<<<<
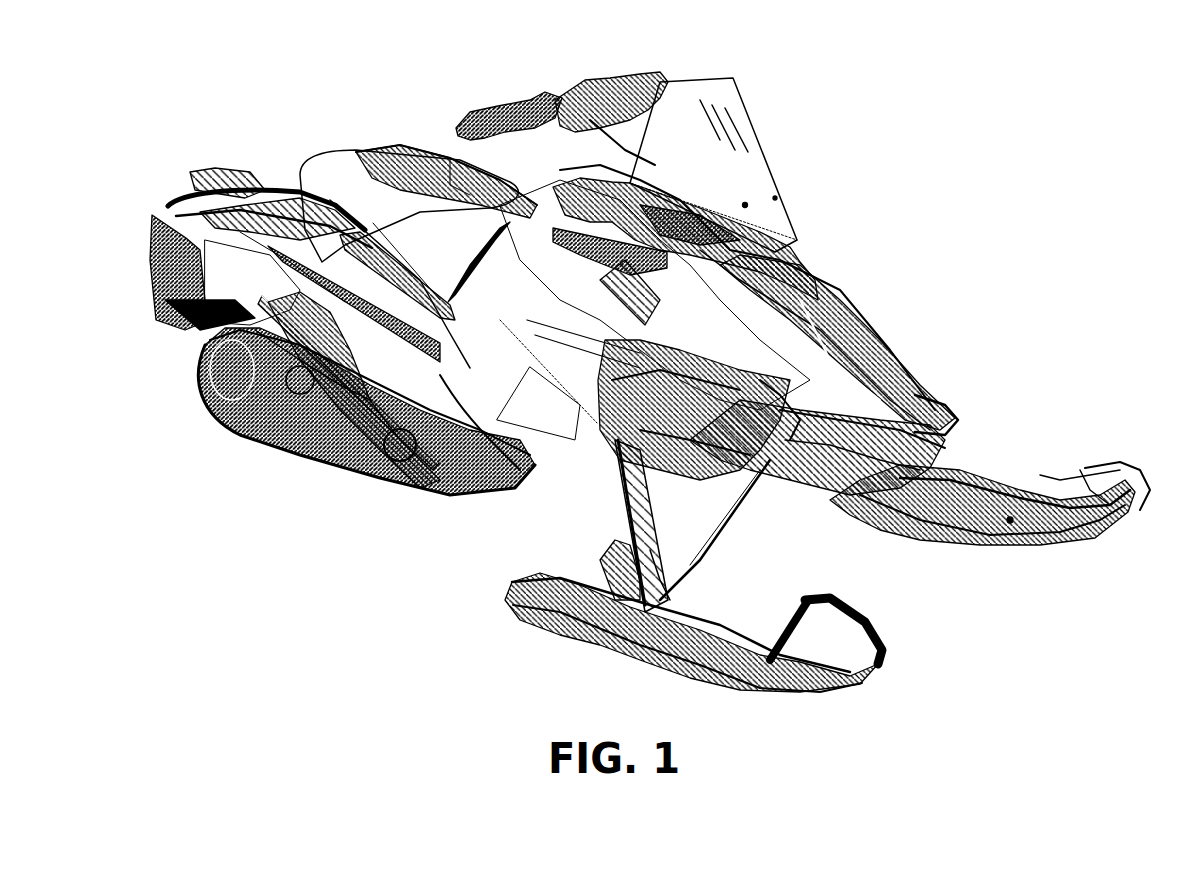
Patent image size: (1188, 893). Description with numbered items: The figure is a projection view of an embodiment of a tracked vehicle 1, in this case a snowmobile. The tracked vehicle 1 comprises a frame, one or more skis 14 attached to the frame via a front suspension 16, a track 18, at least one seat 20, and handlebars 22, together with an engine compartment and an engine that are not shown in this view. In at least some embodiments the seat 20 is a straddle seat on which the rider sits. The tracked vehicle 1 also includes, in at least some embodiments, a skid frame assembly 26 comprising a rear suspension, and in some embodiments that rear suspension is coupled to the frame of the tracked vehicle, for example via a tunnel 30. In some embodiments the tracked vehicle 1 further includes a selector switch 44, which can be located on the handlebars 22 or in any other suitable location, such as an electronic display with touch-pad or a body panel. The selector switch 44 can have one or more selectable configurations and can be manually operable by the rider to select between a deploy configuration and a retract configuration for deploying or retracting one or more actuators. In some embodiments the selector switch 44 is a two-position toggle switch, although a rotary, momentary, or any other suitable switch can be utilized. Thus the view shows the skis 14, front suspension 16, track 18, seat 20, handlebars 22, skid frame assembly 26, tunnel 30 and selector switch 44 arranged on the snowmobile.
>>>>
<<<<
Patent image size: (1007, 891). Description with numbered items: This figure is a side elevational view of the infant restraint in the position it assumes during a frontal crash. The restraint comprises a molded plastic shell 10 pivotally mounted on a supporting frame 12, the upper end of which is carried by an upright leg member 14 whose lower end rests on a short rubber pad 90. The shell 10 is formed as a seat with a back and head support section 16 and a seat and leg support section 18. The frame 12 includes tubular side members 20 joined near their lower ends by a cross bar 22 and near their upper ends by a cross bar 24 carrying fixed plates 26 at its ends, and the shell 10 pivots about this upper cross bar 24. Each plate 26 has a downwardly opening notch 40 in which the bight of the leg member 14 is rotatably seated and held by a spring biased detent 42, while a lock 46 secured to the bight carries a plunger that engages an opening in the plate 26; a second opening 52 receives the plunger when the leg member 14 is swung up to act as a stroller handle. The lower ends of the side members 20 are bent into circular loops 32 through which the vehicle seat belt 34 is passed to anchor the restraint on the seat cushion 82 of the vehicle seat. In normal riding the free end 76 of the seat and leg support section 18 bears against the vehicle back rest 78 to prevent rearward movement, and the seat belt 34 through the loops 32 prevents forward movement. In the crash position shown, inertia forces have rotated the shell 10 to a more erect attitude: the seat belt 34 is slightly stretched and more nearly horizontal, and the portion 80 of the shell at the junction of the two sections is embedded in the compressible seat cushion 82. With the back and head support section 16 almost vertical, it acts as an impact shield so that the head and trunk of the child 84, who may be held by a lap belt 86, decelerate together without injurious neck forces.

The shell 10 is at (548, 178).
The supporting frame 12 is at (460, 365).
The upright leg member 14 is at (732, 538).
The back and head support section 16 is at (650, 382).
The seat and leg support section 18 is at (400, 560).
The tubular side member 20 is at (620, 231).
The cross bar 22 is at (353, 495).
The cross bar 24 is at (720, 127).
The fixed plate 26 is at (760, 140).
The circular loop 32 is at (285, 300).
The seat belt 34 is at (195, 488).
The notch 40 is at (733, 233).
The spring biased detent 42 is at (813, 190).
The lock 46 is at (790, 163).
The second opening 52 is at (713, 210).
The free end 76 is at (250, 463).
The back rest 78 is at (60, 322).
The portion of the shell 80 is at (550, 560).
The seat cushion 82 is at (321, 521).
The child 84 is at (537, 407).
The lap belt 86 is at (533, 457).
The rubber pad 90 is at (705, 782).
>>>>
<<<<
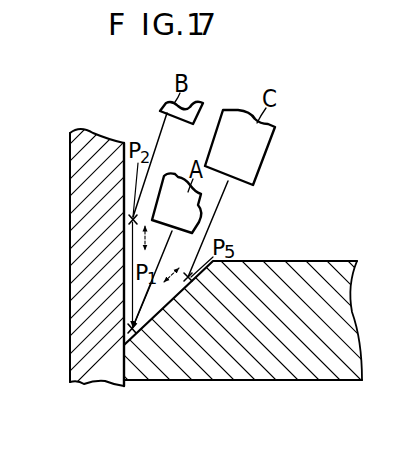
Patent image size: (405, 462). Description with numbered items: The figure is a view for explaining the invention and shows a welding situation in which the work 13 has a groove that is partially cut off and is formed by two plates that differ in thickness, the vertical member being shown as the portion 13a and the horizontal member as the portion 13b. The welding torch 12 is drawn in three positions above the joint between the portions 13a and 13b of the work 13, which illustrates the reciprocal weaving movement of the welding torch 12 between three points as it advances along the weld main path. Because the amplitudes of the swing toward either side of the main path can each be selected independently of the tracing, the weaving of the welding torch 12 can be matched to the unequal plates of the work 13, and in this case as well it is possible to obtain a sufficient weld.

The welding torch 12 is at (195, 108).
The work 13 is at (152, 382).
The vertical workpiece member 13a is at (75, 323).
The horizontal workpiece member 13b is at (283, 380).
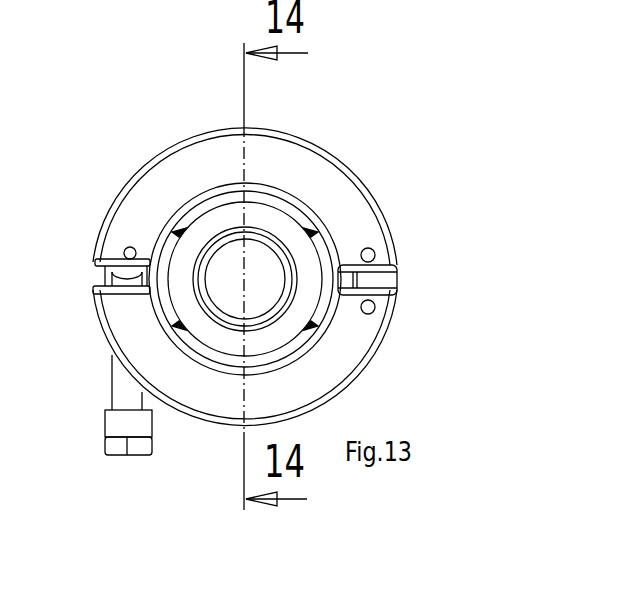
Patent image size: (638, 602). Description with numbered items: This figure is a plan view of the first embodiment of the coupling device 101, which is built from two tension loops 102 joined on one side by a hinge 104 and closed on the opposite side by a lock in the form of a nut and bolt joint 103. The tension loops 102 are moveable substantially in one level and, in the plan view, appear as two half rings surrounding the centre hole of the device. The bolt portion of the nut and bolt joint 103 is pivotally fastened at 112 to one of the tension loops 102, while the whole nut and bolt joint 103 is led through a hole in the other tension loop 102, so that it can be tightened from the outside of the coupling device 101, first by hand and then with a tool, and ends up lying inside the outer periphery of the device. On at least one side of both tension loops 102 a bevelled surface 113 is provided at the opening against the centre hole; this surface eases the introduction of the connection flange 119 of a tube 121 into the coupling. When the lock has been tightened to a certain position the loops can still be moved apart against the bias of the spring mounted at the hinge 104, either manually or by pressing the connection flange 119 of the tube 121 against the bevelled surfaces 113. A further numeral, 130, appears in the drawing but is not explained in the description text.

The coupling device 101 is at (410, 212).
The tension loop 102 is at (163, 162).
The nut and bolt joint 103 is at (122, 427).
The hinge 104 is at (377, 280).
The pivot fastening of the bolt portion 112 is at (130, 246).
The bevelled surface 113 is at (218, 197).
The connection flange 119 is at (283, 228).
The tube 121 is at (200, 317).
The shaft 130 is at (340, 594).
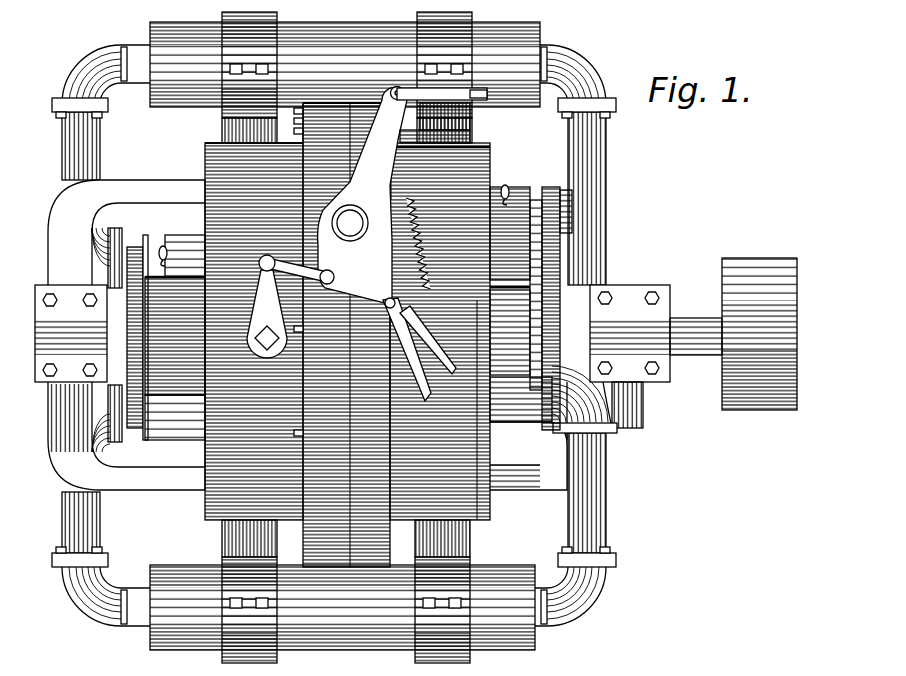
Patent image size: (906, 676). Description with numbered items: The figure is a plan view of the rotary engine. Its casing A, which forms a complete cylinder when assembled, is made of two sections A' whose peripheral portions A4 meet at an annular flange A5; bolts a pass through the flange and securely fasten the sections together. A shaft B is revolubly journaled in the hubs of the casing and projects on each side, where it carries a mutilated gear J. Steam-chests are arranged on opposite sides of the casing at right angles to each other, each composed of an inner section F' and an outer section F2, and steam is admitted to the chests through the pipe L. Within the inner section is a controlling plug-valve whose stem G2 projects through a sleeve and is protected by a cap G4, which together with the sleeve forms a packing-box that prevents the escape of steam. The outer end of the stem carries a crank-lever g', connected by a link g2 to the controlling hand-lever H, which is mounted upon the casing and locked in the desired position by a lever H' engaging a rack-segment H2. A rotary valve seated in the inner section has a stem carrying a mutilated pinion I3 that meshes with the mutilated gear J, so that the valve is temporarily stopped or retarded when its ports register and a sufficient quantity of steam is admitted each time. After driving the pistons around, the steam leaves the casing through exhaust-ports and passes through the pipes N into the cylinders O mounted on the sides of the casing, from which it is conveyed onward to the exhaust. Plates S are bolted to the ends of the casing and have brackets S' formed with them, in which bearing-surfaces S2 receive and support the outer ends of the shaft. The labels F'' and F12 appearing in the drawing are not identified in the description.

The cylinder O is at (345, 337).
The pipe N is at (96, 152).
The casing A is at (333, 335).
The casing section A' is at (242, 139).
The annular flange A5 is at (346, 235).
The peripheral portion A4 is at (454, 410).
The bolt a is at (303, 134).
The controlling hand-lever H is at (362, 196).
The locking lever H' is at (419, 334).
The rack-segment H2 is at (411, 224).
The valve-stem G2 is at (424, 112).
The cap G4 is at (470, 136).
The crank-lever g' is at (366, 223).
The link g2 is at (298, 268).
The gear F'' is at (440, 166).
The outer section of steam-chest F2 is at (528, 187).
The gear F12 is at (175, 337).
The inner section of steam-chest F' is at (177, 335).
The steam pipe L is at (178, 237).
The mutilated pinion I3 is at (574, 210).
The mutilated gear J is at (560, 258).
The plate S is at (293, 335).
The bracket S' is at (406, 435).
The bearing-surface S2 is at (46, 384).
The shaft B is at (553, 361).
>>>>
Directions:
Write out everything in the listing from the line containing "Patent image size: (405, 462)." down to the line containing "The horizontal workpiece", both ends included, as a JSON list of strings with one string per line and blank lines skipped.

In response:
[
  "Patent image size: (405, 462). Description with numbered items: The figure is a view for explaining the invention and shows a welding situation in which the work 13 has a groove that is partially cut off and is formed by two plates that differ in thickness, the vertical member being shown as the portion 13a and the horizontal member as the portion 13b. The welding torch 12 is drawn in three positions above the joint between the portions 13a and 13b of the work 13, which illustrates the reciprocal weaving movement of the welding torch 12 between three points as it advances along the weld main path. Because the amplitudes of the swing toward either side of the main path can each be selected independently of the tracing, the weaving of the welding torch 12 can be matched to the unequal plates of the work 13, and in this case as well it is possible to obtain a sufficient weld.",
  "The welding torch 12 is at (195, 108).",
  "The work 13 is at (152, 382).",
  "The vertical workpiece member 13a is at (75, 323).",
  "The horizontal workpiece member 13b is at (283, 380)."
]